**AIM:** Go through the records and show each line where the word "title" occurs.

**DATA RECORDS:**
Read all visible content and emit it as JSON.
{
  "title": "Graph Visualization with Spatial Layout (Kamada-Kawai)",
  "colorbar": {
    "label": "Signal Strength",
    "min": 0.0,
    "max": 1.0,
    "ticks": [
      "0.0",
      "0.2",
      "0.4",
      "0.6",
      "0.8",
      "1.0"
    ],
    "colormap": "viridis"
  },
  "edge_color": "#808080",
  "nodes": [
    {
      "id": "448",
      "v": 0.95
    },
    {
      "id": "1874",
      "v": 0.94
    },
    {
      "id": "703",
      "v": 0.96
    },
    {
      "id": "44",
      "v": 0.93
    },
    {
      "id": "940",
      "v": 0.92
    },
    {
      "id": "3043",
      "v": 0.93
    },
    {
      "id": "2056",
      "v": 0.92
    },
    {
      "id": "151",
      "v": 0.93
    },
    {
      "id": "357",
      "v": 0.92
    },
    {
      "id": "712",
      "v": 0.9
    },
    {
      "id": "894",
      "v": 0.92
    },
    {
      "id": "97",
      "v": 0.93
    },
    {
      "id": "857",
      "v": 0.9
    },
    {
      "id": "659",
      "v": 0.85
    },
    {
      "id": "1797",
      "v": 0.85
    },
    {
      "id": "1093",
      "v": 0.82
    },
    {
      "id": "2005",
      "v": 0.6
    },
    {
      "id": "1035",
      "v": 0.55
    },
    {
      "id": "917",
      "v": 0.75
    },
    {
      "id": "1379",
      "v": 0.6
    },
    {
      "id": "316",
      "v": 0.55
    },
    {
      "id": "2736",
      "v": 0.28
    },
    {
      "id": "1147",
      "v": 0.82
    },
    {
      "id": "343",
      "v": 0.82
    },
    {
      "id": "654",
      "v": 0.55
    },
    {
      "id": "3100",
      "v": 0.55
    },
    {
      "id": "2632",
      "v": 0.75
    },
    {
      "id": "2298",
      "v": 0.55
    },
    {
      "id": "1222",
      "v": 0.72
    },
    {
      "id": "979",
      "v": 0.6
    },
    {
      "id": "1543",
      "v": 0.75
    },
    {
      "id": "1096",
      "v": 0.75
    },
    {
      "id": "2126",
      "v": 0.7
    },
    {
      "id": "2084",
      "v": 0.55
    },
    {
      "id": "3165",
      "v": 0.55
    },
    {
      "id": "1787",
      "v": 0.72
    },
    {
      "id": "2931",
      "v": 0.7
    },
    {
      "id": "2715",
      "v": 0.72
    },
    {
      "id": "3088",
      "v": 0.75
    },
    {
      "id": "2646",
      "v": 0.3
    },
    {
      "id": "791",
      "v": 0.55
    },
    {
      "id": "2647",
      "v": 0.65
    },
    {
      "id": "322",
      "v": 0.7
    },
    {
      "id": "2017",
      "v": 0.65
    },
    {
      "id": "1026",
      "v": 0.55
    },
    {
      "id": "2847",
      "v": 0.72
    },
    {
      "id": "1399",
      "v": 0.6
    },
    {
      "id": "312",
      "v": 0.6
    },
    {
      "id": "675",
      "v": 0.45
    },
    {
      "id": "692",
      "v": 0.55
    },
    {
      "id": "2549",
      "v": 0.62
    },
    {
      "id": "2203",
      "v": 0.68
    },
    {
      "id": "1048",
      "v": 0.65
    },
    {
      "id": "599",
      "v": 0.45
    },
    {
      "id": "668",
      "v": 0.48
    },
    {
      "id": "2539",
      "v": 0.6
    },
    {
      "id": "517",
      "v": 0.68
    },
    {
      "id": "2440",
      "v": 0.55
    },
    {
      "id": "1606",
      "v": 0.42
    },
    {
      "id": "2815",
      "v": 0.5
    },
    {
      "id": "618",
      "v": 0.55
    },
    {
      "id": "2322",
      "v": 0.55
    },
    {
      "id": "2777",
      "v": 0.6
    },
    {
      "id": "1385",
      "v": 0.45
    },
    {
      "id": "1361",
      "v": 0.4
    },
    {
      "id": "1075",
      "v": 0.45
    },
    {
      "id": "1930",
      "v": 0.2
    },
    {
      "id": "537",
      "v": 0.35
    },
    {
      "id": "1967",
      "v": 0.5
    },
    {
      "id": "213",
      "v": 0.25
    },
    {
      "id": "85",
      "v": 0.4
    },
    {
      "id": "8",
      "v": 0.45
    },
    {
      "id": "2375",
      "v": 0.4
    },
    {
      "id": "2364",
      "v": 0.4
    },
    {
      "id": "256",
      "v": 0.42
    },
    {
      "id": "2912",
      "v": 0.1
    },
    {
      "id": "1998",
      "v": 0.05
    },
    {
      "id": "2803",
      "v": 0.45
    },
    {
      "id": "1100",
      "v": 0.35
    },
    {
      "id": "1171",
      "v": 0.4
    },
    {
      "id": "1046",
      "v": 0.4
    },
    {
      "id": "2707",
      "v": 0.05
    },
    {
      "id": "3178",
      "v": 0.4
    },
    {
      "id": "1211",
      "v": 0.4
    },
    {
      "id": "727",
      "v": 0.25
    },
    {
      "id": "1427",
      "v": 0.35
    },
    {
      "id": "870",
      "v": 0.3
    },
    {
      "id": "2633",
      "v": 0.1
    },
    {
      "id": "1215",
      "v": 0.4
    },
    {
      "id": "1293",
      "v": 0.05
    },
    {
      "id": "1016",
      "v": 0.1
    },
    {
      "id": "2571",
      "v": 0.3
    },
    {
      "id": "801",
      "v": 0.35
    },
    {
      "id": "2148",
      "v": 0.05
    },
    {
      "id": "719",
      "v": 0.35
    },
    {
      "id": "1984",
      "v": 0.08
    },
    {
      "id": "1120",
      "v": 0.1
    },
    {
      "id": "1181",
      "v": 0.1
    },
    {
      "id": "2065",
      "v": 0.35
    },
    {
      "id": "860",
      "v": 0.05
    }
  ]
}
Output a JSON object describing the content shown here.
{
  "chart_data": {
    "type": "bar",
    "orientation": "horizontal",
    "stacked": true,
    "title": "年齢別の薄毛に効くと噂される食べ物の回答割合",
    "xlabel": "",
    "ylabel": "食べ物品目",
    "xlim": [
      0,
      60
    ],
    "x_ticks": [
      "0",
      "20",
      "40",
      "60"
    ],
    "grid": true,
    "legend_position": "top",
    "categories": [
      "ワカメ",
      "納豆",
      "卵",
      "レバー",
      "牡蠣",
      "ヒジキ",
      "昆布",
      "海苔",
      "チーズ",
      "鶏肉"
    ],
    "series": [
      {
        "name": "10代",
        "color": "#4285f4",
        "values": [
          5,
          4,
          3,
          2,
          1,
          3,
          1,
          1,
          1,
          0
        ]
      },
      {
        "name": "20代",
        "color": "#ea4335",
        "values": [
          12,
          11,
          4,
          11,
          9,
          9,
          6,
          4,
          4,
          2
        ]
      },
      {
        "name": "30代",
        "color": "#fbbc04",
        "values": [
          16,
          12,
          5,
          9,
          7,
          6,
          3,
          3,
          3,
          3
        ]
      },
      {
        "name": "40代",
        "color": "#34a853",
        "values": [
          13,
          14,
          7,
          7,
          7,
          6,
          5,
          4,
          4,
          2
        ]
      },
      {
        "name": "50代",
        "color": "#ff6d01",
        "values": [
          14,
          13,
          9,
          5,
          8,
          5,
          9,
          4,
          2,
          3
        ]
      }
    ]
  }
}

**RIGHT ANSWER:**
  "title": "Graph Visualization with Spatial Layout (Kamada-Kawai)",
    "title": "年齢別の薄毛に効くと噂される食べ物の回答割合",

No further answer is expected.